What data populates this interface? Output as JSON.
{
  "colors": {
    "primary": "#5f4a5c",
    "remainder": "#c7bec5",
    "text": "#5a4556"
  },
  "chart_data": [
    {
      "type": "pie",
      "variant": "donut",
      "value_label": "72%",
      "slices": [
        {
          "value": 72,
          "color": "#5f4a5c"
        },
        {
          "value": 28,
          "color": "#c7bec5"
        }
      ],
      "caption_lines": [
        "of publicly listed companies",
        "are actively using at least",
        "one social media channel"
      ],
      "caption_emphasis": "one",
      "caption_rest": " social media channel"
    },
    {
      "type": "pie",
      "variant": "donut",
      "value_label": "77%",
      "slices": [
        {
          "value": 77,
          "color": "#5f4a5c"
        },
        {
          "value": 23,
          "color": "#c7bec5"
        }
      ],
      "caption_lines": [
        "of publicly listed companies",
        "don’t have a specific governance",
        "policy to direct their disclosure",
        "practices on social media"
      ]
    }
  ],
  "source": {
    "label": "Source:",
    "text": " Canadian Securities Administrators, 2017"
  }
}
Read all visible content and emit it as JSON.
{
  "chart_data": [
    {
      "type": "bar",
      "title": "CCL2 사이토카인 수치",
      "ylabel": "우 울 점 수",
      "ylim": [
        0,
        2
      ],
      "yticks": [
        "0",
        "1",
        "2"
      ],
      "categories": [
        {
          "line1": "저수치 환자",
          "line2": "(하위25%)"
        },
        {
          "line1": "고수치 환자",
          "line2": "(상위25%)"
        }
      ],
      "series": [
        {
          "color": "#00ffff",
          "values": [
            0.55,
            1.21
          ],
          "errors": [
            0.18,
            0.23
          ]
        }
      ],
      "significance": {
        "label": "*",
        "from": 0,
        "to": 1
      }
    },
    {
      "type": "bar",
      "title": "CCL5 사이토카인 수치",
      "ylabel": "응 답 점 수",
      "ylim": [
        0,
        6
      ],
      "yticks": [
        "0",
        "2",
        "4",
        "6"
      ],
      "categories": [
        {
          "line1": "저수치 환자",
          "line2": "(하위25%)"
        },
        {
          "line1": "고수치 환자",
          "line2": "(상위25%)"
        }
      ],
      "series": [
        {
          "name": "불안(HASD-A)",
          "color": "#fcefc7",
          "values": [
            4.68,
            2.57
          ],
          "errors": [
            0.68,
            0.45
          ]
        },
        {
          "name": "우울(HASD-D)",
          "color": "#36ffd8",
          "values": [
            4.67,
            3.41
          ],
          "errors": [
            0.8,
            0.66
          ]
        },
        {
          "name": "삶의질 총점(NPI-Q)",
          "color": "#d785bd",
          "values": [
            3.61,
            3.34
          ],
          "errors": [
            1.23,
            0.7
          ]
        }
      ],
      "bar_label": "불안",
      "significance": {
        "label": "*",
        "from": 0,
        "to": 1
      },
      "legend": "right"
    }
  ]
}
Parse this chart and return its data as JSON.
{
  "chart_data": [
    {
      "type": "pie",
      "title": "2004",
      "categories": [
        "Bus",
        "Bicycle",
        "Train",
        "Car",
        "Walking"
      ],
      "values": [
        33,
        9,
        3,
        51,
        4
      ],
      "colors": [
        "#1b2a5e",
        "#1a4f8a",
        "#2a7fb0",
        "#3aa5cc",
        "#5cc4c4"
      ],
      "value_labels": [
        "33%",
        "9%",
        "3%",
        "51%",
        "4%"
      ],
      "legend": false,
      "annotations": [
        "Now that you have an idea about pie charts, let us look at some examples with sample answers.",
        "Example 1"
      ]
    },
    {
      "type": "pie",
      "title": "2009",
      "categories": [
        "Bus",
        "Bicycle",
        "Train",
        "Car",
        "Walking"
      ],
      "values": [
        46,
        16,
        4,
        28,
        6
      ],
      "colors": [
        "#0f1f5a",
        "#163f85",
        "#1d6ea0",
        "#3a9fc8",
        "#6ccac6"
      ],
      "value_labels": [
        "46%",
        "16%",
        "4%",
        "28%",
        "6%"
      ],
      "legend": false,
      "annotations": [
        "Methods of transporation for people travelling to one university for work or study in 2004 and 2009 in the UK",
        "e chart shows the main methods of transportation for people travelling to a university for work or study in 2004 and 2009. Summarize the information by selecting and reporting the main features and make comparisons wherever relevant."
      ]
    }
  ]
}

★ ★ ★ ★

§ What is asked
Exactly how many lines contain "channel"? State the number and nothing else.

§ Response below
2